Saved data entries
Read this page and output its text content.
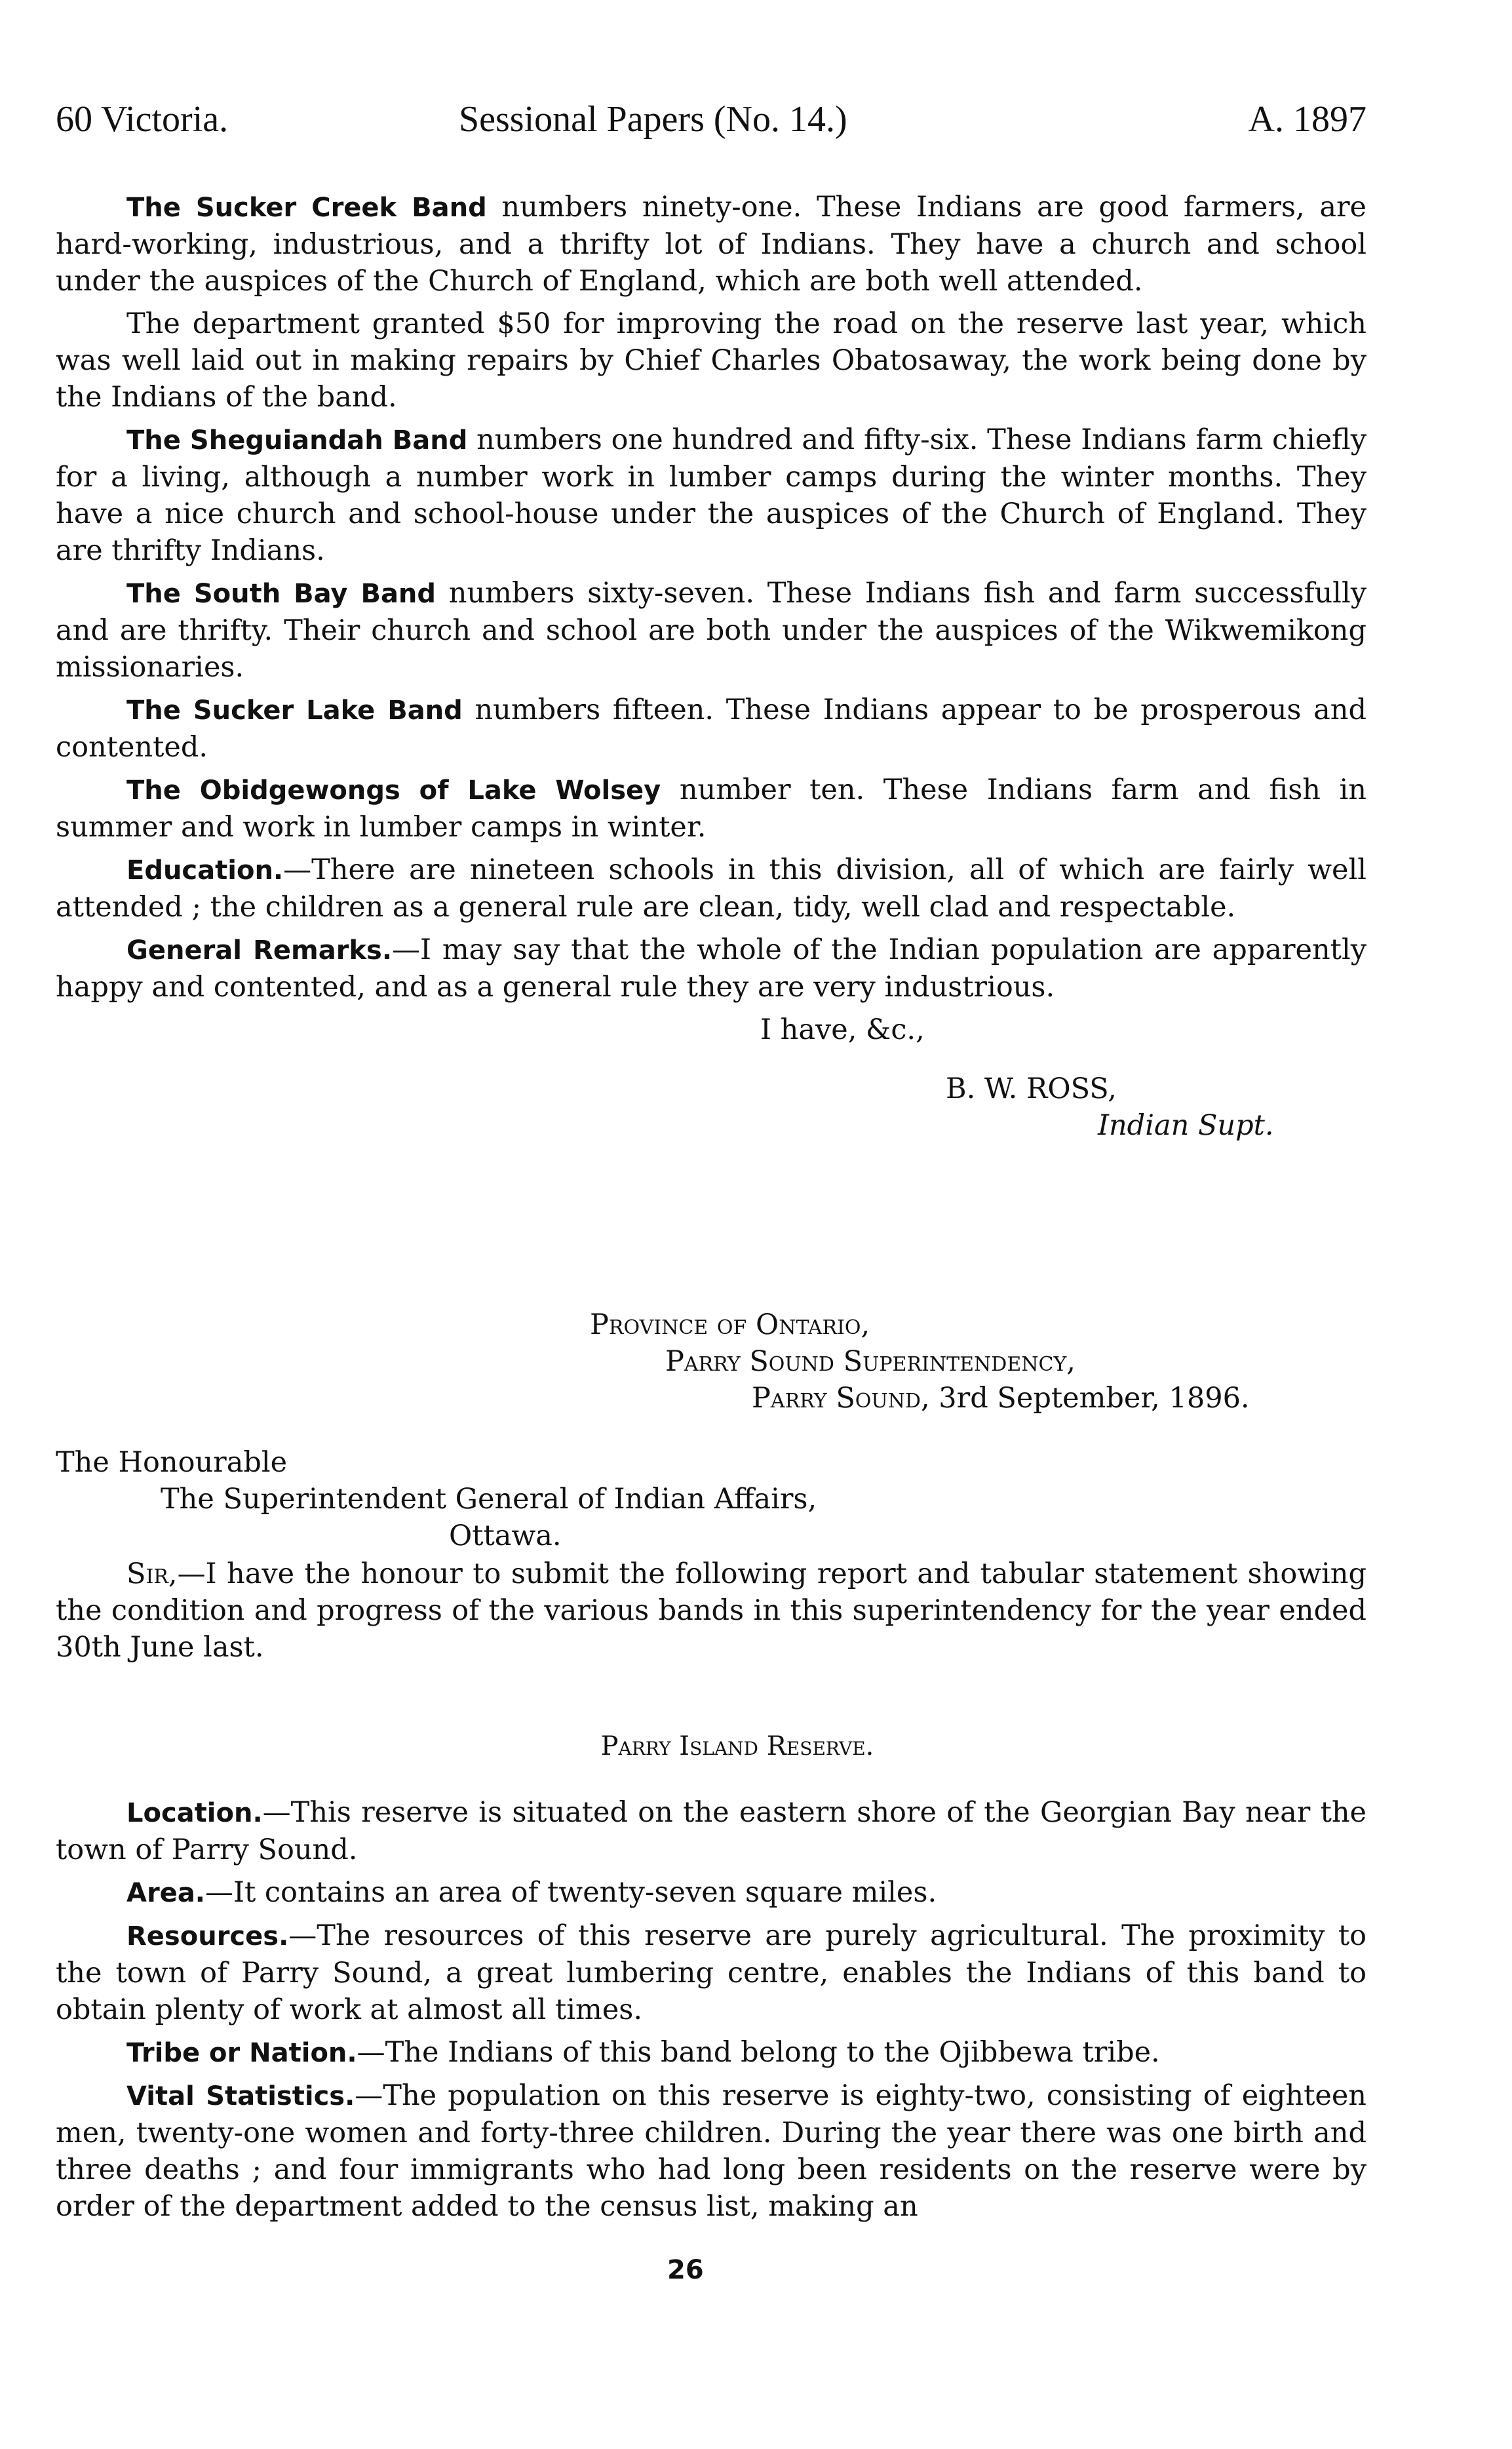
60 Victoria.	Sessional Papers (No. 14.)	A. 1897

The Sucker Creek Band numbers ninety-one. These Indians are good farmers, are hard-working, industrious, and a thrifty lot of Indians. They have a church and school under the auspices of the Church of England, which are both well attended.

The department granted $50 for improving the road on the reserve last year, which was well laid out in making repairs by Chief Charles Obatosaway, the work being done by the Indians of the band.

The Sheguiandah Band numbers one hundred and fifty-six. These Indians farm chiefly for a living, although a number work in lumber camps during the winter months. They have a nice church and school-house under the auspices of the Church of England. They are thrifty Indians.

The South Bay Band numbers sixty-seven. These Indians fish and farm successfully and are thrifty. Their church and school are both under the auspices of the Wikwemikong missionaries.

The Sucker Lake Band numbers fifteen. These Indians appear to be prosperous and contented.

The Obidgewongs of Lake Wolsey number ten. These Indians farm and fish in summer and work in lumber camps in winter.

Education.—There are nineteen schools in this division, all of which are fairly well attended ; the children as a general rule are clean, tidy, well clad and respectable.

General Remarks.—I may say that the whole of the Indian population are apparently happy and contented, and as a general rule they are very industrious.

I have, &c.,
B. W. ROSS,
Indian Supt.
Province of Ontario,
Parry Sound Superintendency,
Parry Sound, 3rd September, 1896.
The Honourable
The Superintendent General of Indian Affairs,
Ottawa.

Sir,—I have the honour to submit the following report and tabular statement showing the condition and progress of the various bands in this superintendency for the year ended 30th June last.

Parry Island Reserve.

Location.—This reserve is situated on the eastern shore of the Georgian Bay near the town of Parry Sound.

Area.—It contains an area of twenty-seven square miles.

Resources.—The resources of this reserve are purely agricultural. The proximity to the town of Parry Sound, a great lumbering centre, enables the Indians of this band to obtain plenty of work at almost all times.

Tribe or Nation.—The Indians of this band belong to the Ojibbewa tribe.

Vital Statistics.—The population on this reserve is eighty-two, consisting of eighteen men, twenty-one women and forty-three children. During the year there was one birth and three deaths ; and four immigrants who had long been residents on the reserve were by order of the department added to the census list, making an

26
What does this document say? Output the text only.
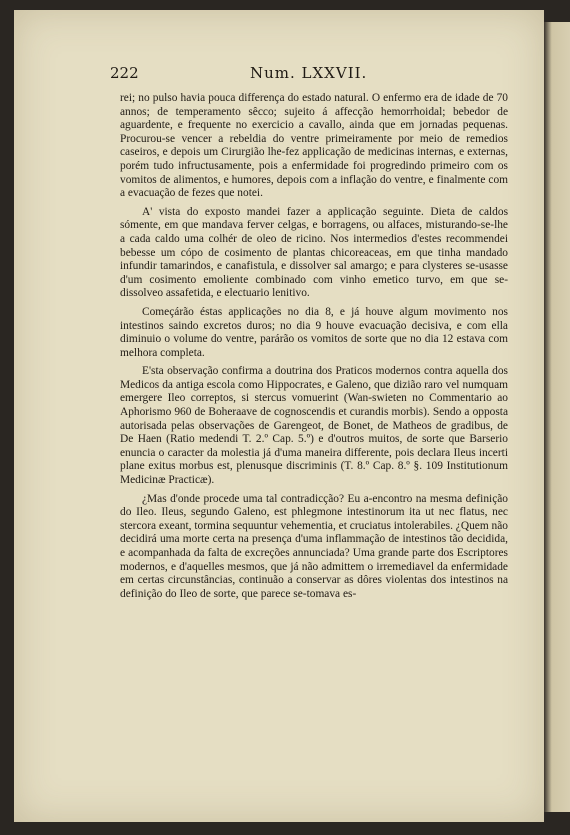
222	Num. LXXVII.

rei; no pulso havia pouca differença do estado natural. O enfermo era de idade de 70 annos; de temperamento sêcco; sujeito á affecção hemorrhoidal; bebedor de aguardente, e frequente no exercicio a cavallo, ainda que em jornadas pequenas. Procurou-se vencer a rebeldia do ventre primeiramente por meio de remedios caseiros, e depois um Cirurgião lhe-fez applicação de medicinas internas, e externas, porém tudo infructusamente, pois a enfermidade foi progredindo primeiro com os vomitos de alimentos, e humores, depois com a inflação do ventre, e finalmente com a evacuação de fezes que notei.

A' vista do exposto mandei fazer a applicação seguinte. Dieta de caldos sómente, em que mandava ferver celgas, e borragens, ou alfaces, misturando-se-lhe a cada caldo uma colhér de oleo de ricino. Nos intermedios d'estes recommendei bebesse um cópo de cosimento de plantas chicoreaceas, em que tinha mandado infundir tamarindos, e canafistula, e dissolver sal amargo; e para clysteres se-usasse d'um cosimento emoliente combinado com vinho emetico turvo, em que se-dissolveo assafetida, e electuario lenitivo.

Começárão éstas applicações no dia 8, e já houve algum movimento nos intestinos saindo excretos duros; no dia 9 houve evacuação decisiva, e com ella diminuio o volume do ventre, parárão os vomitos de sorte que no dia 12 estava com melhora completa.

E'sta observação confirma a doutrina dos Praticos modernos contra aquella dos Medicos da antiga escola como Hippocrates, e Galeno, que dizião raro vel numquam emergere Ileo correptos, si stercus vomuerint (Wan-swieten no Commentario ao Aphorismo 960 de Boheraave de cognoscendis et curandis morbis). Sendo a opposta autorisada pelas observações de Garengeot, de Bonet, de Matheos de gradibus, de De Haen (Ratio medendi T. 2.º Cap. 5.º) e d'outros muitos, de sorte que Barserio enuncia o caracter da molestia já d'uma maneira differente, pois declara Ileus incerti plane exitus morbus est, plenusque discriminis (T. 8.º Cap. 8.º §. 109 Institutionum Medicinæ Practicæ).

¿Mas d'onde procede uma tal contradicção? Eu a-encontro na mesma definição do Ileo. Ileus, segundo Galeno, est phlegmone intestinorum ita ut nec flatus, nec stercora exeant, tormina sequuntur vehementia, et cruciatus intolerabiles. ¿Quem não decidirá uma morte certa na presença d'uma inflammação de intestinos tão decidida, e acompanhada da falta de excreções annunciada? Uma grande parte dos Escriptores modernos, e d'aquelles mesmos, que já não admittem o irremediavel da enfermidade em certas circunstâncias, continuão a conservar as dôres violentas dos intestinos na definição do Ileo de sorte, que parece se-tomava es-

◆ **REQUIRED WORK**
Go through the listing above and report how many of its lines contain the word "numbers", with only the number as output.

◆ **FINISHED ANSWER**
4